● Requirements
Answer with a number only: how many lines of the data contain "activity"?

Source records
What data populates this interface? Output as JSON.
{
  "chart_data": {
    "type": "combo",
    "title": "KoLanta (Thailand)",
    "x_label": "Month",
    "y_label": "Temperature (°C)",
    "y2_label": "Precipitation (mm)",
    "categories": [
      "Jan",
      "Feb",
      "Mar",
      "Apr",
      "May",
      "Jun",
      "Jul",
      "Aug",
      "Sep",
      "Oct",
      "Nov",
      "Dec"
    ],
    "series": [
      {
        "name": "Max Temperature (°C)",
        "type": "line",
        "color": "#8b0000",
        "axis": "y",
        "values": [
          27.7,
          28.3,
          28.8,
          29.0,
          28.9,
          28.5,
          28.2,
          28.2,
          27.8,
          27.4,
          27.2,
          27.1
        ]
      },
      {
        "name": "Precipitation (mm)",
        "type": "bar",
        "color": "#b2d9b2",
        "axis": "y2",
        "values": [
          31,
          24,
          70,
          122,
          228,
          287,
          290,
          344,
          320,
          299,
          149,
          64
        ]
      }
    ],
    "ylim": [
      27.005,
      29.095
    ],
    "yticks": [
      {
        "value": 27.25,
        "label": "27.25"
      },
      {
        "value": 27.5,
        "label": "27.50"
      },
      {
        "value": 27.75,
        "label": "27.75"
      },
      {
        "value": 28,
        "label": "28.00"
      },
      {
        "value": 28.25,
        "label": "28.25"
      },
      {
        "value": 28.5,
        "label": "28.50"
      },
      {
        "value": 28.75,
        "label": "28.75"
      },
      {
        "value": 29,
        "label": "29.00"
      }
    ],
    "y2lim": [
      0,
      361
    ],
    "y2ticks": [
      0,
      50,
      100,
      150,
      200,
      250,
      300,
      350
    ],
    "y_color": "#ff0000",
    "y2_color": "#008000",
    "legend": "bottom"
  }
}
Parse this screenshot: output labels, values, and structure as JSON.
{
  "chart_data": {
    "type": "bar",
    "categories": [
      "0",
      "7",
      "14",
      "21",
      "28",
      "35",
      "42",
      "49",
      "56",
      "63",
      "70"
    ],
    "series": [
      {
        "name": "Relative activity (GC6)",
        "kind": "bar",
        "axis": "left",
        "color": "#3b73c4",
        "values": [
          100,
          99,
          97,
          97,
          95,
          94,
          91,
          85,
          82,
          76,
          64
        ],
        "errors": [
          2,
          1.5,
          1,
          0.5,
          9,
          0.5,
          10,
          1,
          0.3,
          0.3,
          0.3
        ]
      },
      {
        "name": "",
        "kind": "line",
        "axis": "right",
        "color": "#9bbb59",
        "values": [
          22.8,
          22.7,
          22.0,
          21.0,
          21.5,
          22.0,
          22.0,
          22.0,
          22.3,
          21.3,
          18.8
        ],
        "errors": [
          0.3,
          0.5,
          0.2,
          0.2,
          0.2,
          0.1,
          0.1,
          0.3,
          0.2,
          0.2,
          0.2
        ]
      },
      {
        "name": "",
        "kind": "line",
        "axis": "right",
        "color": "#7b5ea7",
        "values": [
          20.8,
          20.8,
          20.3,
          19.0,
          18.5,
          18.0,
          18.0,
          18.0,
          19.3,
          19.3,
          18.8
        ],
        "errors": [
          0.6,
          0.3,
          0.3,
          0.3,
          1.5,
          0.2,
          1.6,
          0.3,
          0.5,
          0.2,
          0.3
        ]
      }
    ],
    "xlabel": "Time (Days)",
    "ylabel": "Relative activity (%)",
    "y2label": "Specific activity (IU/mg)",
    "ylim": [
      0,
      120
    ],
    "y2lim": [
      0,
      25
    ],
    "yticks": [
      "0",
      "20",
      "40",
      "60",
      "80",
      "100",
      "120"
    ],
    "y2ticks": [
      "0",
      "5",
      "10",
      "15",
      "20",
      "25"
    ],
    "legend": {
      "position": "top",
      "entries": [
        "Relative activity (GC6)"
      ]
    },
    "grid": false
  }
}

● Exercise output
4